## SET PROBLEM 1:
Update the rows, starting with the line containing "stat-value: 6: [112, 328, 123, 346]" and going on through the line containing "legend-label: 151 - 200: [586, 700, 637, 712]", so that "legend-swatch" becomes "legend-marker" and nothing else changes. Return only those lines.

## EXCERPT TO READ:

Bosnian/Croatian/Serbian Languages: History

Supplementary materials to support first year language program

Overview of Regional History

Twenty-Five Lectures on Modern Balkan History (The Balkans in the Age of Nationalism) is a series of lectures by Steven W. Sowards composed for a course at Swarthmore College in 1995. This lecture series serves as a fantastic overview of Balkan regional history. A bibliography is available on the home page of the website.

The Region

For general information see the World Fact Book: Bosnia and Herzegovina, Croatia, and Serbia

Brief Timeline

Timeline: 1389-1999
CBC News Online | March 19, 2004

1389: Serbs lose a key battle against the forces of the invading Ottoman Empire on the fields of Kosovo. The defeat marks the beginning of the end of Serbia's Medieval Empire. Kosovo becomes part of the Ottoman Empire. In the centuries that follow, the battle becomes the key event in Serbian national history.

1815: Serbian uprisings secure limited autonomy from the Ottoman Empire.

1830-1833: Serbia gains formal autonomy.

1912: Serbs gain control of Kosovo in a war against the Ottoman Empire.  Albanian leaders in Albania declare an independent state in November 1912. Borders for the new Albanian state are drawn in 1913. The disputed region of Kosovo becomes part of Serbia.

1914-1918: The First World War.

November 1918:  After the war, the newly created Kingdom of Serbs, Croats and Slovenes regains control of contested area of Kosovo. As a minority, Albanians are promised extensive rights by minority rights treaties. 

1939-1945: The Second World War.

April 1941: German attack on Yugoslavia.

1946: New constitution for the Federal People's Republic of Yugoslavia. Six republics (Slovenia, Croatia, Bosnia-Hercegovina, Serbia, Montenegro and Macedonia) gain relative equality in the country.

1974: New Yugoslav constitution creates the autonomous province of Kosovo. Albanians gain almost complete control over their affairs.

4 May 1980: Death of Tito.

1981: Wide scale demonstrations in Kosovo.

1986: Slobodan Milosevic becomes leader of the Serbian Communist Party.

## EXERCISE DATA:

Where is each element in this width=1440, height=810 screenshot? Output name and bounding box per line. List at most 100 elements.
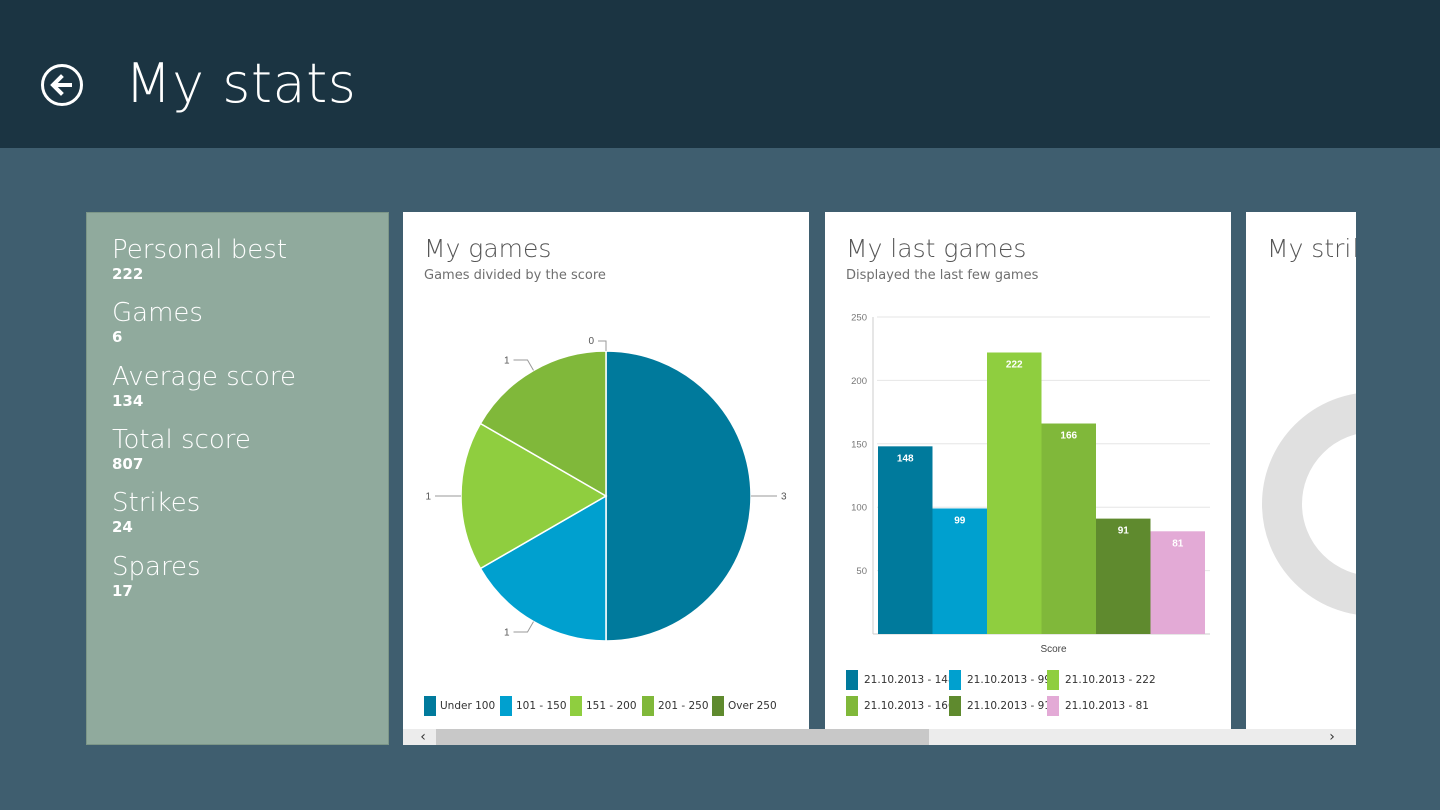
stat-value: 6: [112, 328, 123, 346]
bar: [1150, 531, 1205, 634]
stat-value: 134: [112, 392, 144, 410]
pie-slice: [605, 350, 752, 642]
legend-swatch: [846, 670, 858, 690]
bar: [1096, 518, 1151, 634]
donut-ring: [1262, 393, 1356, 615]
legend-item: 21.10.2013 - 222: [1047, 670, 1156, 690]
legend-label: 21.10.2013 - 166: [864, 700, 955, 712]
bar: [932, 508, 987, 634]
legend-swatch: [500, 696, 512, 716]
legend-swatch: [1047, 670, 1059, 690]
pie-legend: Under 100 101 - 150 151 - 200 201 - 250 Over…: [424, 696, 804, 718]
bar-chart: 50 100 150 200 250 148 99 222 166 91 81 Score: [851, 313, 1210, 655]
stat-spares: Spares 17: [112, 552, 201, 600]
pie-value-label: 1: [425, 492, 431, 503]
stat-value: 24: [112, 518, 133, 536]
legend-label: 21.10.2013 - 81: [1065, 700, 1149, 712]
legend-label: 151 - 200: [586, 700, 637, 712]
stat-total-score: Total score 807: [112, 425, 251, 473]
legend-label: 21.10.2013 - 91: [967, 700, 1051, 712]
legend-swatch: [949, 696, 961, 716]
stat-average-score: Average score 134: [112, 362, 296, 410]
bar-value-label: 222: [1006, 360, 1023, 371]
legend-swatch: [1047, 696, 1059, 716]
legend-swatch: [570, 696, 582, 716]
page-title: My stats: [125, 52, 357, 115]
stat-value: 807: [112, 455, 144, 473]
card-title: My last games: [846, 234, 1027, 263]
bar-value-label: 99: [954, 515, 966, 526]
legend-label: 21.10.2013 - 222: [1065, 674, 1156, 686]
pie-chart: 3 1 1 1 0: [425, 336, 787, 642]
chevron-left-icon[interactable]: ‹: [420, 729, 426, 745]
stat-value: 222: [112, 265, 144, 283]
donut-chart: [1262, 393, 1356, 615]
legend-swatch: [949, 670, 961, 690]
stat-label: Games: [112, 298, 203, 328]
horizontal-scrollbar[interactable]: ‹ ›: [403, 729, 1356, 745]
leader-line: [598, 340, 607, 351]
card-subtitle: Games divided by the score: [424, 268, 606, 283]
app-header: My stats: [0, 0, 1440, 148]
stat-label: Average score: [112, 362, 296, 392]
stat-games: Games 6: [112, 298, 203, 346]
legend-label: 21.10.2013 - 99: [967, 674, 1051, 686]
y-tick-label: 200: [851, 376, 867, 387]
x-axis-label: Score: [1040, 644, 1067, 655]
my-last-games-card[interactable]: My last games Displayed the last few gam…: [825, 212, 1231, 729]
legend-item: Under 100: [424, 696, 495, 716]
stat-value: 17: [112, 582, 133, 600]
legend-label: Over 250: [728, 700, 777, 712]
legend-swatch: [424, 696, 436, 716]
y-tick-label: 250: [851, 313, 867, 324]
y-tick-label: 50: [856, 566, 867, 577]
bar: [878, 446, 933, 634]
bar: [1041, 423, 1096, 634]
legend-item: 201 - 250: [642, 696, 709, 716]
stat-label: Strikes: [112, 488, 201, 518]
my-games-card[interactable]: My games Games divided by the score 3 1 1 1…: [403, 212, 809, 729]
legend-item: 21.10.2013 - 91: [949, 696, 1051, 716]
stat-strikes: Strikes 24: [112, 488, 200, 536]
scroll-thumb[interactable]: [436, 729, 929, 745]
legend-item: 21.10.2013 - 81: [1047, 696, 1149, 716]
legend-swatch: [642, 696, 654, 716]
summary-panel: Personal best 222 Games 6 Average score …: [86, 212, 389, 745]
pie-value-label: 3: [781, 492, 787, 503]
stat-label: Personal best: [112, 235, 288, 265]
bar: [987, 352, 1042, 634]
legend-item: 151 - 200: [570, 696, 637, 716]
card-subtitle: Displayed the last few games: [846, 268, 1039, 283]
legend-item: 21.10.2013 - 148: [846, 670, 955, 690]
stat-personal-best: Personal best 222: [112, 235, 287, 283]
legend-label: Under 100: [440, 700, 496, 712]
my-strikes-card[interactable]: My strik: [1246, 212, 1356, 745]
card-title: My games: [424, 234, 552, 263]
pie-value-label: 1: [504, 356, 510, 367]
legend-label: 201 - 250: [658, 700, 709, 712]
legend-item: 21.10.2013 - 166: [846, 696, 955, 716]
stat-label: Total score: [112, 425, 251, 455]
back-arrow-icon[interactable]: [40, 63, 84, 107]
legend-item: 21.10.2013 - 99: [949, 670, 1051, 690]
leader-line: [513, 359, 534, 371]
legend-label: 21.10.2013 - 148: [864, 674, 955, 686]
bar-value-label: 166: [1060, 431, 1077, 442]
legend-item: 101 - 150: [500, 696, 567, 716]
legend-item: Over 250: [712, 696, 777, 716]
leader-line: [513, 621, 534, 633]
bar-legend: 21.10.2013 - 148 21.10.2013 - 99 21.10.201…: [846, 670, 1226, 720]
legend-swatch: [846, 696, 858, 716]
bar-value-label: 91: [1118, 526, 1130, 537]
legend-label: 101 - 150: [516, 700, 567, 712]
bar-value-label: 81: [1172, 538, 1184, 549]
card-title: My strik: [1267, 234, 1356, 263]
bar-value-label: 148: [897, 453, 914, 464]
y-tick-label: 150: [851, 439, 867, 450]
chevron-right-icon[interactable]: ›: [1329, 729, 1335, 745]
pie-value-label: 0: [588, 336, 594, 347]
stat-label: Spares: [112, 552, 201, 582]
y-tick-label: 100: [851, 503, 867, 514]
pie-value-label: 1: [504, 627, 510, 638]
legend-swatch: [712, 696, 724, 716]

## SET PROBLEM 2:
According to the Balkan history page, in what year did Slobodan Milosevic become leader of the Serbian Communist Party?

## EXERCISE SOLUTION 1:
stat-value: 6: [112, 328, 123, 346]
bar: [1150, 531, 1205, 634]
stat-value: 134: [112, 392, 144, 410]
pie-slice: [605, 350, 752, 642]
legend-marker: [846, 670, 858, 690]
bar: [1096, 518, 1151, 634]
donut-ring: [1262, 393, 1356, 615]
legend-item: 21.10.2013 - 222: [1047, 670, 1156, 690]
legend-label: 21.10.2013 - 166: [864, 700, 955, 712]
bar: [932, 508, 987, 634]
legend-marker: [500, 696, 512, 716]
legend-marker: [1047, 670, 1059, 690]
pie-legend: Under 100 101 - 150 151 - 200 201 - 250 Over…: [424, 696, 804, 718]
bar-chart: 50 100 150 200 250 148 99 222 166 91 81 Score: [851, 313, 1210, 655]
stat-spares: Spares 17: [112, 552, 201, 600]
pie-value-label: 1: [425, 492, 431, 503]
stat-value: 24: [112, 518, 133, 536]
legend-label: 21.10.2013 - 81: [1065, 700, 1149, 712]
legend-label: 151 - 200: [586, 700, 637, 712]

## EXERCISE SOLUTION 2:
1986